• [Problem statement]
Copy every line of the entries that includes the word "into".

Extracts from a graphics dataset
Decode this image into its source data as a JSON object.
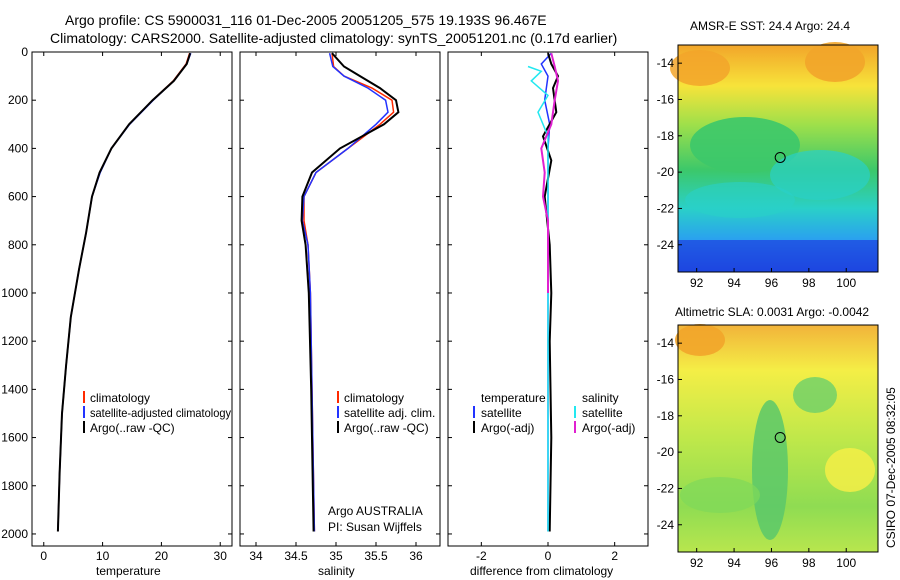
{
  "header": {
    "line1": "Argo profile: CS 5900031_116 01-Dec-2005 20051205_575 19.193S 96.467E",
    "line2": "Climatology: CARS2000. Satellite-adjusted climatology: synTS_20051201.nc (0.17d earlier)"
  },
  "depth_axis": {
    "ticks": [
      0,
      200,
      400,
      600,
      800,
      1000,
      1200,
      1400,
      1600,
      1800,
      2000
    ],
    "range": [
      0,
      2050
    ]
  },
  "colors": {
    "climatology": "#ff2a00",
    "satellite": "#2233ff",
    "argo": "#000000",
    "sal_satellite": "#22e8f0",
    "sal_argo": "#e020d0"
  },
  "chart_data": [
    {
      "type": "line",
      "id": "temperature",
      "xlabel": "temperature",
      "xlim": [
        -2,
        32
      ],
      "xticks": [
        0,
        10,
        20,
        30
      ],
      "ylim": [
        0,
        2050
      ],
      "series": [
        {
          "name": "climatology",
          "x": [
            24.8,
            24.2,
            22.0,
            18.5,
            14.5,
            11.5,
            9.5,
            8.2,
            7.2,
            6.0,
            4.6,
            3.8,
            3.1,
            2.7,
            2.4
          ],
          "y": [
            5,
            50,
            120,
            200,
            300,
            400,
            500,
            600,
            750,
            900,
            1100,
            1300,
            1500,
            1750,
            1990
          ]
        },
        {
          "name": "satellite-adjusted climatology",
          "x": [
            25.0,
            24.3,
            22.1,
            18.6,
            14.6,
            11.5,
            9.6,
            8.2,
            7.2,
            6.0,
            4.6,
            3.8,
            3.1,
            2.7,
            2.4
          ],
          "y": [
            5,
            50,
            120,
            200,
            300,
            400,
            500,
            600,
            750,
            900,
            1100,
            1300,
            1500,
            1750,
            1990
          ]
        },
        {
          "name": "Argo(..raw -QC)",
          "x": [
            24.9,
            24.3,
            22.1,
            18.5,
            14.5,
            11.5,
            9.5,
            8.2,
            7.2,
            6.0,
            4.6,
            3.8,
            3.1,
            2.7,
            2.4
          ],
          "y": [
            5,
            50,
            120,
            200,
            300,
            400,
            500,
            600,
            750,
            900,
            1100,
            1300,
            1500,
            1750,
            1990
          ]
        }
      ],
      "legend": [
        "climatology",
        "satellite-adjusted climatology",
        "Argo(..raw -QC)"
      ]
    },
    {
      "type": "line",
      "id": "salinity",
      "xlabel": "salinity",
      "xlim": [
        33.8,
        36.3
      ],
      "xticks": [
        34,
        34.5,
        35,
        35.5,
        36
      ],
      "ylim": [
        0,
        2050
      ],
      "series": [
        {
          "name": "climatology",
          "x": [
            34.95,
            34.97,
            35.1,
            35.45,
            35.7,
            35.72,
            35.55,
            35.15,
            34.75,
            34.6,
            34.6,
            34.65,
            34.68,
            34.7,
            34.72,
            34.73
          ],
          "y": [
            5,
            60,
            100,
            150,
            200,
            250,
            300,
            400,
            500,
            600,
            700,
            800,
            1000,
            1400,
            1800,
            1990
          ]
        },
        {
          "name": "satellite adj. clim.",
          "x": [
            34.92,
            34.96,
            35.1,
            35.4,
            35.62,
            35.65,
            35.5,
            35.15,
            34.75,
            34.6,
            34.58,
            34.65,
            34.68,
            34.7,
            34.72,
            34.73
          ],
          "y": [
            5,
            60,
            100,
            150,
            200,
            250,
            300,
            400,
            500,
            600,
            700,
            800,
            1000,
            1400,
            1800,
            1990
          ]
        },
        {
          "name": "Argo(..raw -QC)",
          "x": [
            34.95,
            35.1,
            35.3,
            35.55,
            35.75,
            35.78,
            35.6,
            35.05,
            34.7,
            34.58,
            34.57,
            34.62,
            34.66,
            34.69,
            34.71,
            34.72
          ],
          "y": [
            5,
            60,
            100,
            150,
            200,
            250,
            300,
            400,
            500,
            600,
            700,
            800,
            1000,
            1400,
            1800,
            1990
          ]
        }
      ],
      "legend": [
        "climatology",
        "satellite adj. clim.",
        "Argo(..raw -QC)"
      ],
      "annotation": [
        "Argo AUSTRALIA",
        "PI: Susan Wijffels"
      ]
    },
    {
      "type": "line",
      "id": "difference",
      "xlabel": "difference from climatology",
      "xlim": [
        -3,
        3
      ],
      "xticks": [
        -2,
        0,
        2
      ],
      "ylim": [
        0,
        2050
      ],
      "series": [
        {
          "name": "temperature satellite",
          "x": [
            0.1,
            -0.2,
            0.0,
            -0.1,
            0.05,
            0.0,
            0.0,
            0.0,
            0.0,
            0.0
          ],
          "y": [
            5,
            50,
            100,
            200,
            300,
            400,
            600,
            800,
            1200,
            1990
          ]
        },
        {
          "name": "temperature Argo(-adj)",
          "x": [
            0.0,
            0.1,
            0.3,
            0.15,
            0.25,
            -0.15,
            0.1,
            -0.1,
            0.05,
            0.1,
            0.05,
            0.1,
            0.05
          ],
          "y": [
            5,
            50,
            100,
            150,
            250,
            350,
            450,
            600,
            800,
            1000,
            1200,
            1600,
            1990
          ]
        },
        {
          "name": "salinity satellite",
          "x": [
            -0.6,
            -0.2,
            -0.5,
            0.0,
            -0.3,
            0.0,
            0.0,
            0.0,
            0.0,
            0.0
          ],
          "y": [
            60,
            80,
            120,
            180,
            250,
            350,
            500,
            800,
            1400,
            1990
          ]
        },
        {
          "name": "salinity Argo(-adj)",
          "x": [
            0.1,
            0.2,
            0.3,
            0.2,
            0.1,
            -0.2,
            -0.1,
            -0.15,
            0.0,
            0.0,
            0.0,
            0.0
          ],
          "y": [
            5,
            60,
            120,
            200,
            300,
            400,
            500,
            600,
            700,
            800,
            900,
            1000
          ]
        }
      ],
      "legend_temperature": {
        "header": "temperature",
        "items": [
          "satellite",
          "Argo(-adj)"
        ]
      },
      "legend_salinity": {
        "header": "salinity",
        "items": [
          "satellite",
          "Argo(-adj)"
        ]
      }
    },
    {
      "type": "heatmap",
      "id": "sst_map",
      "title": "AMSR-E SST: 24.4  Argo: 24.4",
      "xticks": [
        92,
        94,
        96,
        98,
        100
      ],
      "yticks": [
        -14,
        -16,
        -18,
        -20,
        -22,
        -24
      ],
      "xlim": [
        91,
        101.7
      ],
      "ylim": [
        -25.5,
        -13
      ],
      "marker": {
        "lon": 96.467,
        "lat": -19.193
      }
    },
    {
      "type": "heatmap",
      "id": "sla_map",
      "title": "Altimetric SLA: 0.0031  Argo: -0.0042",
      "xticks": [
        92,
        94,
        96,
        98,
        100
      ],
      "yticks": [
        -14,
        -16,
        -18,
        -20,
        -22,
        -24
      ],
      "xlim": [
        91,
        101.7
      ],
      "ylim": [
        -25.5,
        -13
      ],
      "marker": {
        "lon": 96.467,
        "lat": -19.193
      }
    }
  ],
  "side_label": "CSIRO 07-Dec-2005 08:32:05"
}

==

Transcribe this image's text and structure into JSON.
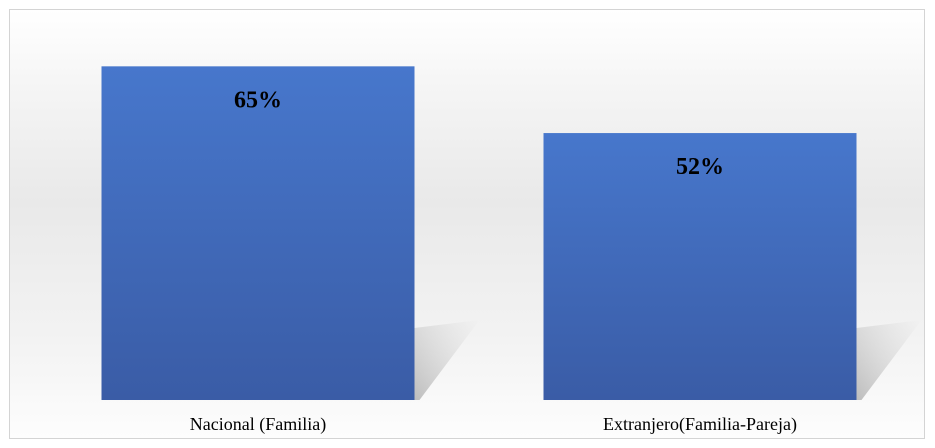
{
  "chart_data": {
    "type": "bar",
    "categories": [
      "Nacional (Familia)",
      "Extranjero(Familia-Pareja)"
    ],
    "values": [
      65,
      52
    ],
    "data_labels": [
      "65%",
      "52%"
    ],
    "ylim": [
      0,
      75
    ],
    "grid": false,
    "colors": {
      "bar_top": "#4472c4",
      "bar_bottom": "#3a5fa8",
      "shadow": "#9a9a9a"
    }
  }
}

...

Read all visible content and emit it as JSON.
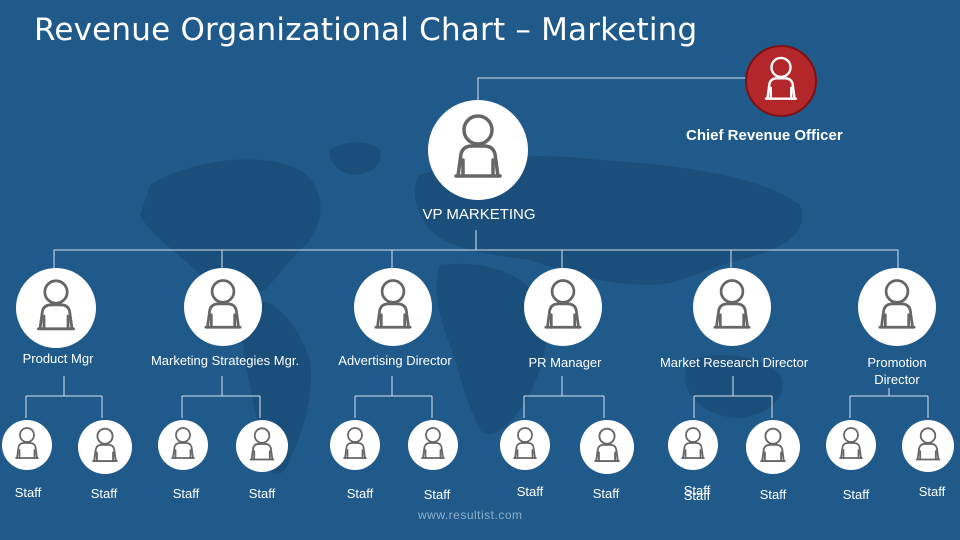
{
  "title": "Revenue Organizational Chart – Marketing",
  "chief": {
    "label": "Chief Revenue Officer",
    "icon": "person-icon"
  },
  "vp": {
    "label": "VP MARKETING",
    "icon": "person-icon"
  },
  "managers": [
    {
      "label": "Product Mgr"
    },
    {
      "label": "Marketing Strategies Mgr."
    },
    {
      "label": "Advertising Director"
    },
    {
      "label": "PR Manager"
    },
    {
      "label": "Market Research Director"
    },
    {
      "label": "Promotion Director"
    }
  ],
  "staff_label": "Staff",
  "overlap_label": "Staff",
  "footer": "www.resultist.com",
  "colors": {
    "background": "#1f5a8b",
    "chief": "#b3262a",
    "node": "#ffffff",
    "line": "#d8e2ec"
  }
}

• [The solution]
Decode this image into its source data as a JSON object.
Transcribe this image's text and structure into JSON.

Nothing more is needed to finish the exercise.